==== Data in this exercise
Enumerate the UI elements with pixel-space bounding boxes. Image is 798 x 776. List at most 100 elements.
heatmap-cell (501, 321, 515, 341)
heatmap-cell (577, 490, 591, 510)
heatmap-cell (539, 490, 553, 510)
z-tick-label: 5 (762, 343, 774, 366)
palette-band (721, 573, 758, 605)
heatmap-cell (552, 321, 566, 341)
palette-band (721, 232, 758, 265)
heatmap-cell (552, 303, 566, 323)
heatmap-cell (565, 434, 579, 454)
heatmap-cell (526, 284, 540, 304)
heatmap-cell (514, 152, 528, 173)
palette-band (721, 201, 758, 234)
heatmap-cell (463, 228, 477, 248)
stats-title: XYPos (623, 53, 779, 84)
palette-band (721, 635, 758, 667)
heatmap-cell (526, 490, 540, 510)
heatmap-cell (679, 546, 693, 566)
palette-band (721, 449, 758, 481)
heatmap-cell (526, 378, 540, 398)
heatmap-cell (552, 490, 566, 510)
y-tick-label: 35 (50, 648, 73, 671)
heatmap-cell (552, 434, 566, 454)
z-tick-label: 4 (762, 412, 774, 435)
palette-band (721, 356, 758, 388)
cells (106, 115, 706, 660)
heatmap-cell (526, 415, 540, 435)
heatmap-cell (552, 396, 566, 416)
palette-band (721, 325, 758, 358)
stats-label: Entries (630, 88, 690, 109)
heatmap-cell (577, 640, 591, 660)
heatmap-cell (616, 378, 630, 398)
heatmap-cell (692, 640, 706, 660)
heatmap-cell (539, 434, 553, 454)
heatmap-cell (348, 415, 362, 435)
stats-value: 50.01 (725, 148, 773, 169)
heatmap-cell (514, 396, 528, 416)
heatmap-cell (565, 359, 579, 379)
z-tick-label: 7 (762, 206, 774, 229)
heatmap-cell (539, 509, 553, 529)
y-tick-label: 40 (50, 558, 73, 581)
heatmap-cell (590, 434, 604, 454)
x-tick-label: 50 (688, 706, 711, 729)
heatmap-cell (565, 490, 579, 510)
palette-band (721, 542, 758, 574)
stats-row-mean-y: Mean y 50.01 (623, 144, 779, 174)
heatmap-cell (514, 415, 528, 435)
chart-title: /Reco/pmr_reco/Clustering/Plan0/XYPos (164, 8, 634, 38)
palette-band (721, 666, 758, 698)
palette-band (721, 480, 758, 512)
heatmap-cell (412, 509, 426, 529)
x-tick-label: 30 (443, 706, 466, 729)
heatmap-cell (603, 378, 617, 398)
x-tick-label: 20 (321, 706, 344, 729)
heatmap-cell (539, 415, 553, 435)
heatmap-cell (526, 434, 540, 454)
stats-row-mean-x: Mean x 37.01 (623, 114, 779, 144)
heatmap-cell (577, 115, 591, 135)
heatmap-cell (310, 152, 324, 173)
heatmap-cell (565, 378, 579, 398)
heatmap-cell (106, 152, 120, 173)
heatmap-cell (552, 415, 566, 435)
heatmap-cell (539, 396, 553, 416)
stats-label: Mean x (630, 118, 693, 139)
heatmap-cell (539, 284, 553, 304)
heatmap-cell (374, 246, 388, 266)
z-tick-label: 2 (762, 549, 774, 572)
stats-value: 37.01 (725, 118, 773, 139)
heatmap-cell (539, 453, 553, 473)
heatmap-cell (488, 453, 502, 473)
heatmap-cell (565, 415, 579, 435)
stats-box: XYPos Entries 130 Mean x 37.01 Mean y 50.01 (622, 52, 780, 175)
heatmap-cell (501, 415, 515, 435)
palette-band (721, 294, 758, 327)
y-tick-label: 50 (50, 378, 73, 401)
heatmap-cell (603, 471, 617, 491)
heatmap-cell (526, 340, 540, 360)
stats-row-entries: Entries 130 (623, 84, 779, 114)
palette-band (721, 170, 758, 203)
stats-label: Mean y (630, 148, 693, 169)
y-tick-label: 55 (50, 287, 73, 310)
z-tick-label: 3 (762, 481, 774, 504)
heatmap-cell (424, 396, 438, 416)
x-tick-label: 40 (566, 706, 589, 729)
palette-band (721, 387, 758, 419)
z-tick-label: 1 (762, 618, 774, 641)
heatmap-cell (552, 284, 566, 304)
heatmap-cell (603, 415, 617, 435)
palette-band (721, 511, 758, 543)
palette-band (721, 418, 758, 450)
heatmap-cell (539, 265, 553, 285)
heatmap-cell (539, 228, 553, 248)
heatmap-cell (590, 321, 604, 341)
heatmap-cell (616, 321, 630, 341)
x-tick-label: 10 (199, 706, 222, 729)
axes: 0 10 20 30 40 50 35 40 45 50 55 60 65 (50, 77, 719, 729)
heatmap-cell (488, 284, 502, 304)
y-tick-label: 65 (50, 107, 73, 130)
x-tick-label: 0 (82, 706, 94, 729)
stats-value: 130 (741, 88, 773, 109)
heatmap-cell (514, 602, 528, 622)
========
● **Your goal**:
Update the items above by changing each "palette-band" to "color-band", keeping every other part of the items the same.

● **Result of this task**:
Enumerate the UI elements with pixel-space bounding boxes. Image is 798 x 776. List at most 100 elements.
heatmap-cell (501, 321, 515, 341)
heatmap-cell (577, 490, 591, 510)
heatmap-cell (539, 490, 553, 510)
z-tick-label: 5 (762, 343, 774, 366)
color-band (721, 573, 758, 605)
heatmap-cell (552, 321, 566, 341)
color-band (721, 232, 758, 265)
heatmap-cell (552, 303, 566, 323)
heatmap-cell (565, 434, 579, 454)
heatmap-cell (526, 284, 540, 304)
heatmap-cell (514, 152, 528, 173)
color-band (721, 201, 758, 234)
heatmap-cell (463, 228, 477, 248)
stats-title: XYPos (623, 53, 779, 84)
color-band (721, 635, 758, 667)
heatmap-cell (526, 490, 540, 510)
heatmap-cell (679, 546, 693, 566)
color-band (721, 449, 758, 481)
heatmap-cell (526, 378, 540, 398)
heatmap-cell (552, 490, 566, 510)
y-tick-label: 35 (50, 648, 73, 671)
heatmap-cell (552, 434, 566, 454)
z-tick-label: 4 (762, 412, 774, 435)
color-band (721, 356, 758, 388)
cells (106, 115, 706, 660)
heatmap-cell (526, 415, 540, 435)
heatmap-cell (552, 396, 566, 416)
color-band (721, 325, 758, 358)
stats-label: Entries (630, 88, 690, 109)
heatmap-cell (577, 640, 591, 660)
heatmap-cell (616, 378, 630, 398)
heatmap-cell (692, 640, 706, 660)
heatmap-cell (539, 434, 553, 454)
heatmap-cell (348, 415, 362, 435)
stats-value: 50.01 (725, 148, 773, 169)
heatmap-cell (514, 396, 528, 416)
heatmap-cell (565, 359, 579, 379)
z-tick-label: 7 (762, 206, 774, 229)
heatmap-cell (539, 509, 553, 529)
y-tick-label: 40 (50, 558, 73, 581)
heatmap-cell (590, 434, 604, 454)
x-tick-label: 50 (688, 706, 711, 729)
heatmap-cell (565, 490, 579, 510)
color-band (721, 542, 758, 574)
stats-row-mean-y: Mean y 50.01 (623, 144, 779, 174)
heatmap-cell (514, 415, 528, 435)
chart-title: /Reco/pmr_reco/Clustering/Plan0/XYPos (164, 8, 634, 38)
color-band (721, 666, 758, 698)
color-band (721, 480, 758, 512)
heatmap-cell (412, 509, 426, 529)
x-tick-label: 30 (443, 706, 466, 729)
heatmap-cell (603, 378, 617, 398)
x-tick-label: 20 (321, 706, 344, 729)
heatmap-cell (539, 415, 553, 435)
heatmap-cell (526, 434, 540, 454)
stats-row-mean-x: Mean x 37.01 (623, 114, 779, 144)
heatmap-cell (577, 115, 591, 135)
heatmap-cell (310, 152, 324, 173)
heatmap-cell (565, 378, 579, 398)
heatmap-cell (106, 152, 120, 173)
heatmap-cell (552, 415, 566, 435)
heatmap-cell (539, 396, 553, 416)
stats-label: Mean x (630, 118, 693, 139)
heatmap-cell (539, 284, 553, 304)
heatmap-cell (374, 246, 388, 266)
z-tick-label: 2 (762, 549, 774, 572)
stats-value: 37.01 (725, 118, 773, 139)
heatmap-cell (539, 453, 553, 473)
heatmap-cell (488, 453, 502, 473)
heatmap-cell (565, 415, 579, 435)
stats-box: XYPos Entries 130 Mean x 37.01 Mean y 50.01 (622, 52, 780, 175)
heatmap-cell (501, 415, 515, 435)
color-band (721, 294, 758, 327)
y-tick-label: 50 (50, 378, 73, 401)
heatmap-cell (603, 471, 617, 491)
heatmap-cell (526, 340, 540, 360)
stats-row-entries: Entries 130 (623, 84, 779, 114)
color-band (721, 170, 758, 203)
stats-label: Mean y (630, 148, 693, 169)
y-tick-label: 55 (50, 287, 73, 310)
z-tick-label: 3 (762, 481, 774, 504)
heatmap-cell (424, 396, 438, 416)
x-tick-label: 40 (566, 706, 589, 729)
color-band (721, 387, 758, 419)
z-tick-label: 1 (762, 618, 774, 641)
heatmap-cell (552, 284, 566, 304)
heatmap-cell (603, 415, 617, 435)
color-band (721, 511, 758, 543)
color-band (721, 418, 758, 450)
heatmap-cell (539, 265, 553, 285)
heatmap-cell (539, 228, 553, 248)
heatmap-cell (590, 321, 604, 341)
heatmap-cell (616, 321, 630, 341)
x-tick-label: 10 (199, 706, 222, 729)
axes: 0 10 20 30 40 50 35 40 45 50 55 60 65 (50, 77, 719, 729)
heatmap-cell (488, 284, 502, 304)
y-tick-label: 65 (50, 107, 73, 130)
x-tick-label: 0 (82, 706, 94, 729)
stats-value: 130 (741, 88, 773, 109)
heatmap-cell (514, 602, 528, 622)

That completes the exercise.